[Dataset items]
╭──

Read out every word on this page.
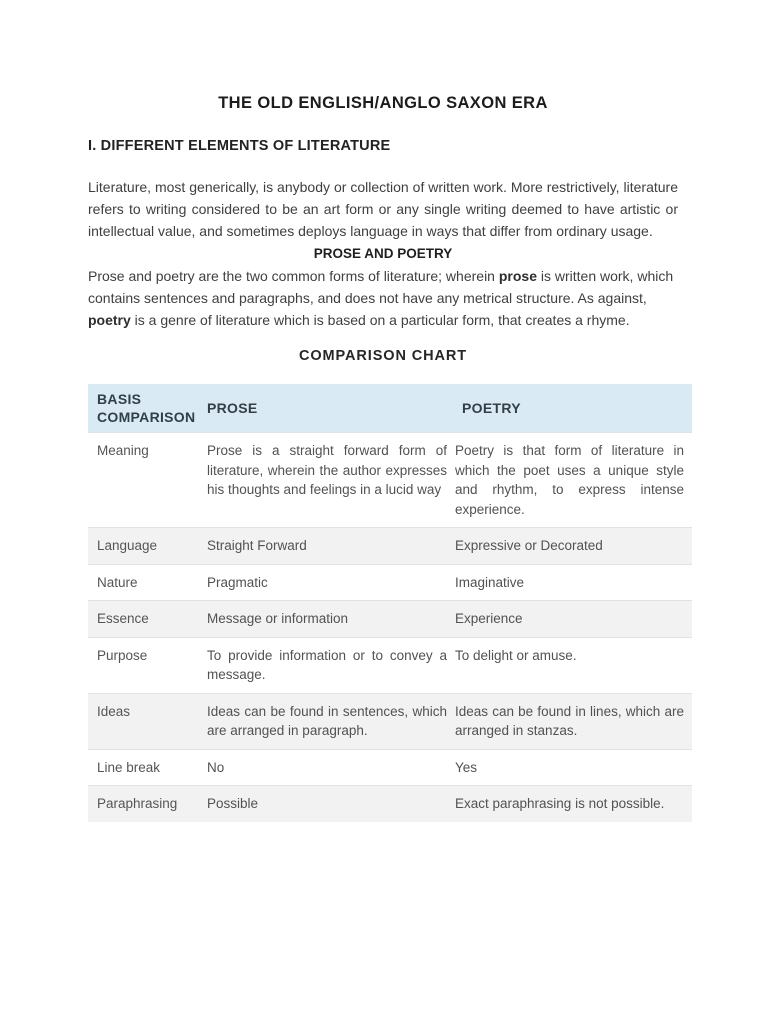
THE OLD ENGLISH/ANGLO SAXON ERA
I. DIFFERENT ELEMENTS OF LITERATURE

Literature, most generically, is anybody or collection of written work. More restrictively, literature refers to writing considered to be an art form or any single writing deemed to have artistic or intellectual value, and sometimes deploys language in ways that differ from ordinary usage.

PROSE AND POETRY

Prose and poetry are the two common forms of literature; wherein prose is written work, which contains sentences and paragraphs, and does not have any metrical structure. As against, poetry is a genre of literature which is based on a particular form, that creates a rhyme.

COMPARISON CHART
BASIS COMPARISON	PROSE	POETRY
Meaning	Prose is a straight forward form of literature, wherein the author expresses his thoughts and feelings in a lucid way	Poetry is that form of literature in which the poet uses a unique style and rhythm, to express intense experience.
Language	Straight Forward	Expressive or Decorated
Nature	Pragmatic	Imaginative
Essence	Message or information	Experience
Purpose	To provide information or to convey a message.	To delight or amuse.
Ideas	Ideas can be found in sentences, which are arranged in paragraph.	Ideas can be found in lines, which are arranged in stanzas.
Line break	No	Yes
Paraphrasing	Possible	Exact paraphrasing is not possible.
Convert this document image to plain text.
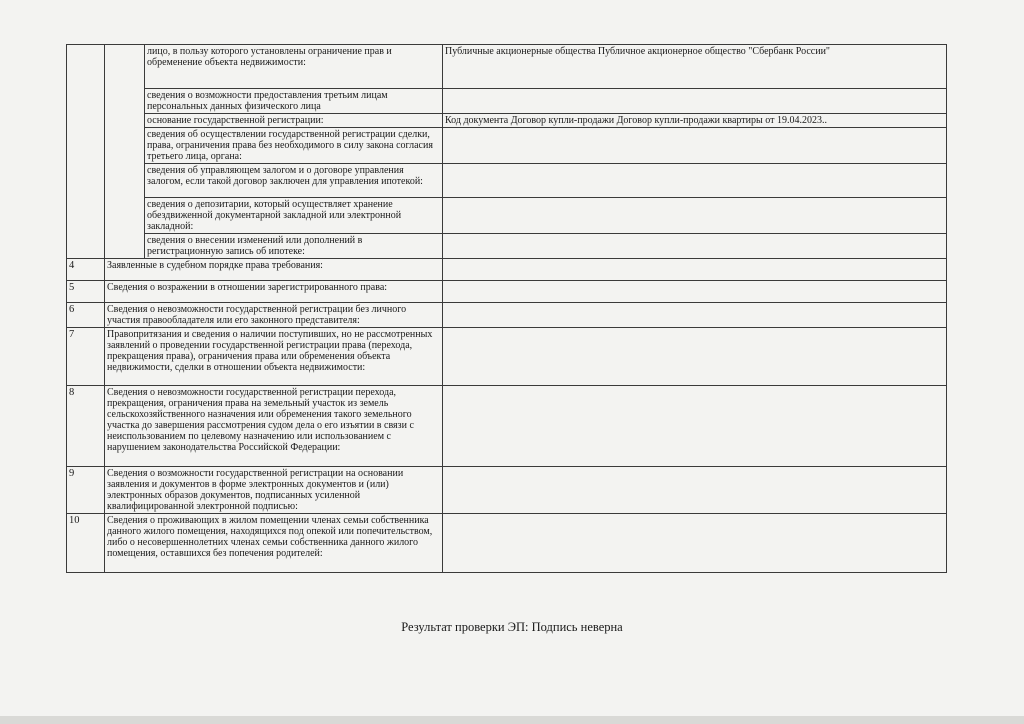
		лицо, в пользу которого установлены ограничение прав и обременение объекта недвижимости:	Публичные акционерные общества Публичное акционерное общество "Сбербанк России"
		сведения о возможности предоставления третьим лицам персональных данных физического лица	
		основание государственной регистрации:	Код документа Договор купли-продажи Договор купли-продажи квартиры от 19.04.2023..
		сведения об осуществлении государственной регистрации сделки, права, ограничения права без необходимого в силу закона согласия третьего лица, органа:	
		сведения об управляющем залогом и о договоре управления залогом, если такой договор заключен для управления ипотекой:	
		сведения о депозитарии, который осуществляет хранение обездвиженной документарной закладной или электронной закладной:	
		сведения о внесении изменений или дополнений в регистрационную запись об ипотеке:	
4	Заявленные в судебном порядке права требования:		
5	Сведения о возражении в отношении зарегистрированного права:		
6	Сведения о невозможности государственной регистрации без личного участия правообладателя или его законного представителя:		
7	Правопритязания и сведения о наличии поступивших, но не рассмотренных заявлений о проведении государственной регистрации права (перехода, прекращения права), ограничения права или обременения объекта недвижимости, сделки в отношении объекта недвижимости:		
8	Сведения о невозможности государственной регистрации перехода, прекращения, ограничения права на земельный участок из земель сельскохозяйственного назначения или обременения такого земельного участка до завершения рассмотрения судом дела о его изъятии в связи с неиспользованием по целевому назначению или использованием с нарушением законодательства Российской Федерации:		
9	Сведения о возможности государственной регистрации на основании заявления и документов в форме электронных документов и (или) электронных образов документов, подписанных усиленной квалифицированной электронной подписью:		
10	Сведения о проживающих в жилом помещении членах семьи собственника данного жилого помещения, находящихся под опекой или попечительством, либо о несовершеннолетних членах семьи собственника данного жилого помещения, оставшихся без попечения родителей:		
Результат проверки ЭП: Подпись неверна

╰──

### WORK TO BE COMPLETED
The word "that" may appear on some lines. Report how many lines hold it, giving the number alone.

### TASK RESPONSE
3